_What to do_
Retype each record below word for word. Leave the pictures out.

_Data rows_
****************
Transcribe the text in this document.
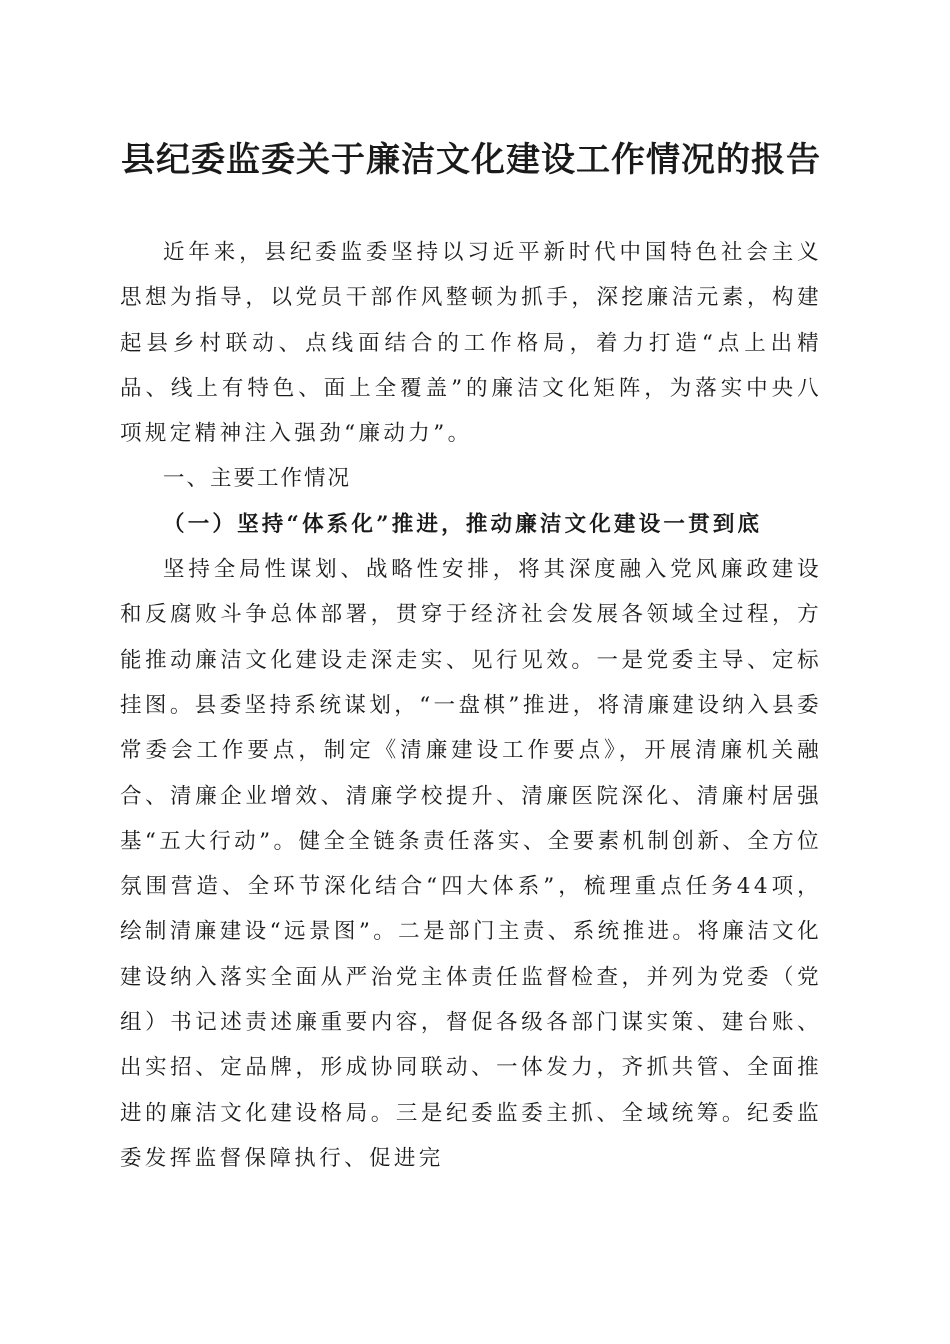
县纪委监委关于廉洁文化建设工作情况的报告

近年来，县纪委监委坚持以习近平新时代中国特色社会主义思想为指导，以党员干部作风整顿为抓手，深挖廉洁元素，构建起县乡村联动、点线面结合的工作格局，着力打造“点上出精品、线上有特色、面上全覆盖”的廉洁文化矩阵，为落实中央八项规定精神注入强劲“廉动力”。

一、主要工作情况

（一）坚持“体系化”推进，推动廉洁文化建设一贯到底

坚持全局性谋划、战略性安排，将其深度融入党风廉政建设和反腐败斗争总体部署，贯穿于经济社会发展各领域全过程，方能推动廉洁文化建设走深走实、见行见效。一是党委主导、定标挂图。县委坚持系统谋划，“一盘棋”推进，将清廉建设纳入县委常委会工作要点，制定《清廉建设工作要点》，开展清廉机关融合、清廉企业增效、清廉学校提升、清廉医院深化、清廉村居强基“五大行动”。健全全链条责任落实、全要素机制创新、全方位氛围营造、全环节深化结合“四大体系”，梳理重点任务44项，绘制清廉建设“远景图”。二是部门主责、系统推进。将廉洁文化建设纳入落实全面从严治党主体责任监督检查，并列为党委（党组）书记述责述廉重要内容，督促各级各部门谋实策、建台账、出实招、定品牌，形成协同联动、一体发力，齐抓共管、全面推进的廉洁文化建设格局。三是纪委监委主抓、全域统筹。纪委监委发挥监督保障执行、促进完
****************
_Result of this task_
Transcribe the text in this document.
县纪委监委关于廉洁文化建设工作情况的报告

近年来，县纪委监委坚持以习近平新时代中国特色社会主义思想为指导，以党员干部作风整顿为抓手，深挖廉洁元素，构建起县乡村联动、点线面结合的工作格局，着力打造“点上出精品、线上有特色、面上全覆盖”的廉洁文化矩阵，为落实中央八项规定精神注入强劲“廉动力”。

一、主要工作情况

（一）坚持“体系化”推进，推动廉洁文化建设一贯到底

坚持全局性谋划、战略性安排，将其深度融入党风廉政建设和反腐败斗争总体部署，贯穿于经济社会发展各领域全过程，方能推动廉洁文化建设走深走实、见行见效。一是党委主导、定标挂图。县委坚持系统谋划，“一盘棋”推进，将清廉建设纳入县委常委会工作要点，制定《清廉建设工作要点》，开展清廉机关融合、清廉企业增效、清廉学校提升、清廉医院深化、清廉村居强基“五大行动”。健全全链条责任落实、全要素机制创新、全方位氛围营造、全环节深化结合“四大体系”，梳理重点任务44项，绘制清廉建设“远景图”。二是部门主责、系统推进。将廉洁文化建设纳入落实全面从严治党主体责任监督检查，并列为党委（党组）书记述责述廉重要内容，督促各级各部门谋实策、建台账、出实招、定品牌，形成协同联动、一体发力，齐抓共管、全面推进的廉洁文化建设格局。三是纪委监委主抓、全域统筹。纪委监委发挥监督保障执行、促进完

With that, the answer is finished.